__Quoted text__:
Giovanni Lorenzo Berti (1696–1766), also known by his Latinized name Johannes Laurentius Berti, was an Italian Augustinian theologian. The General of the Order of Hermits of St. Augustine, Schiaffinati, instructed him to write a book, to be used by all the students of the Order, expounding the whole of Augustine of Hippo's thought and particularly his doctrine of grace and free will. His huge Opus de Theologicis Disciplinis expounded not the private views of a theologian, but those of the Augustinian Order and therefore had a semi-official status in the Roman Catholic Church.

He was denounced to the Holy Office as a Jansenist by two French bishops. In December 1750, Pope Benedict XIV wrote a letter to one of them saying that the work had been submitted to competent theologians who had judged it to be sound; to the other he wrote a letter in May 1751 saying, that nothing had been found in his work contrary to any decision of the Church.

==Biography==
Born in 1695, in the Tuscan town of Serravezza, from a modest family, he entered the Order of Augustinians at the age of 15, in which he was later called to assume important positions: secretary general of the Order and prefect of the Biblioteca Angelica in Rome.

A man of varied culture, an expert in Greek language and Hebrew language and also interested in mathematical disciplines, Berti taught ecclesiastical history at the University of Pisa.

For his work De theologicis disciplinis (Rome, 1739–1745), an extensive exposition of Augustine of Hippo theology, he was accused of Jansenism, but the accusation, supported by French bishops Jean d'Ise de Saléon and Jean-Joseph Languet de Gergy, brought to the attention of the ecclesiastical hierarchies, was dropped at the behest of Pope Benedict XIV. Berti in his defense published (Rome, 1747) Augustinianum systema de gratia ab iniqua Bajani, & Janseniani erroris insimulatione vindicatum.... Another work of his of note is Ecclesiasticae historiae breuiarium (Pisa, 1760), a text that was widely circulated[3] and had numerous reprints until the last one by the publisher Remondini (firm) of Bassano del Grappa in 1823.

In 1762 Three Consultations, made in defense of smallpox inoculation by three living learned Tuscan theologians, was printed in Milan. The work, in defense of the inoculation in the individual to be immunized, of material taken from smallpox lesions (the "Variolation") contains, in addition to a text by Berti, two other articles by the theologians Francesco Raimondo Adami and Gaetano Veraci.

He died in Pisa, aged sixty-nine, in 1766.

__Material provided__:
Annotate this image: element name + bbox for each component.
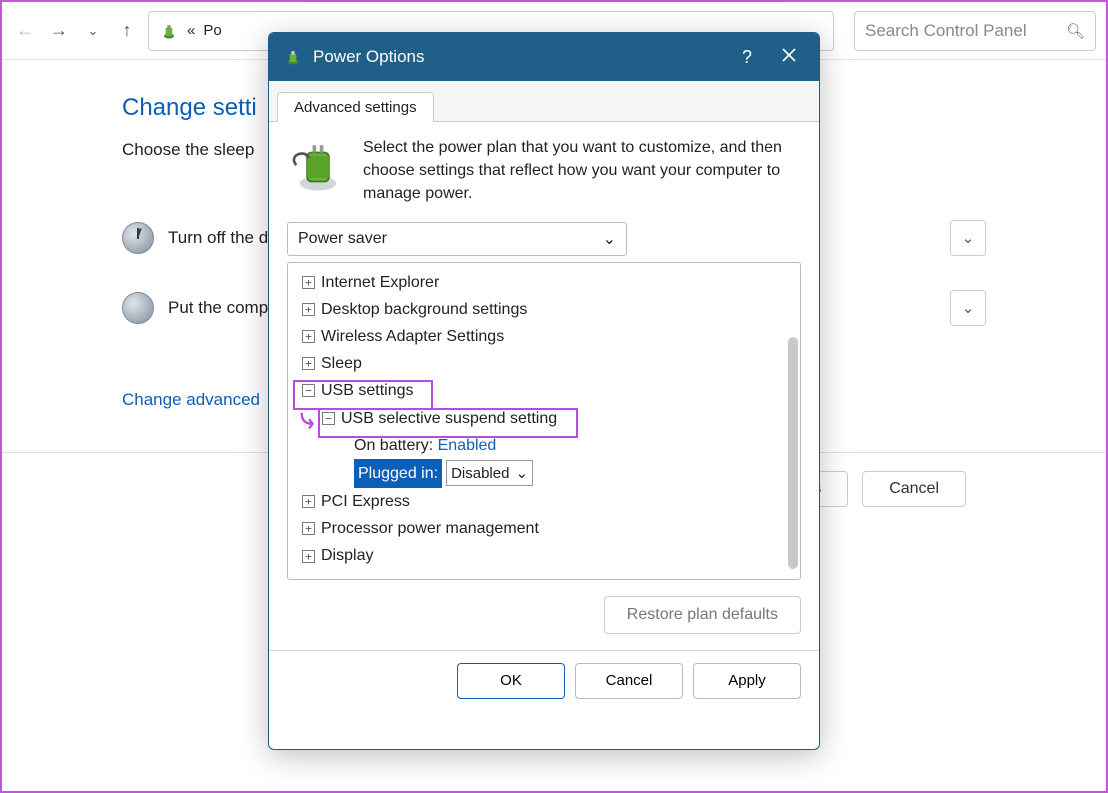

__Stated task A__: Translate this sentence from the Berti biography into French: "A man of varied culture, an expert in Greek language and Hebrew language and also interested in mathematical disciplines, Berti taught ecclesiastical history at the University of Pisa."
__Stated task B__: Write out word for word everything in the Berti biography from "He was denounced" down to "University of Pisa.".
The data can be left aside here.

__Final result A__: Homme d'une culture variée, expert en langue grecque et en langue hébraïque et intéressé aussi par les disciplines mathématiques, Berti enseigna l'histoire ecclésiastique à l'université de Pise.

__Final result B__:
He was denounced to the Holy Office as a Jansenist by two French bishops. In December 1750, Pope Benedict XIV wrote a letter to one of them saying that the work had been submitted to competent theologians who had judged it to be sound; to the other he wrote a letter in May 1751 saying, that nothing had been found in his work contrary to any decision of the Church.

==Biography==
Born in 1695, in the Tuscan town of Serravezza, from a modest family, he entered the Order of Augustinians at the age of 15, in which he was later called to assume important positions: secretary general of the Order and prefect of the Biblioteca Angelica in Rome.

A man of varied culture, an expert in Greek language and Hebrew language and also interested in mathematical disciplines, Berti taught ecclesiastical history at the University of Pisa.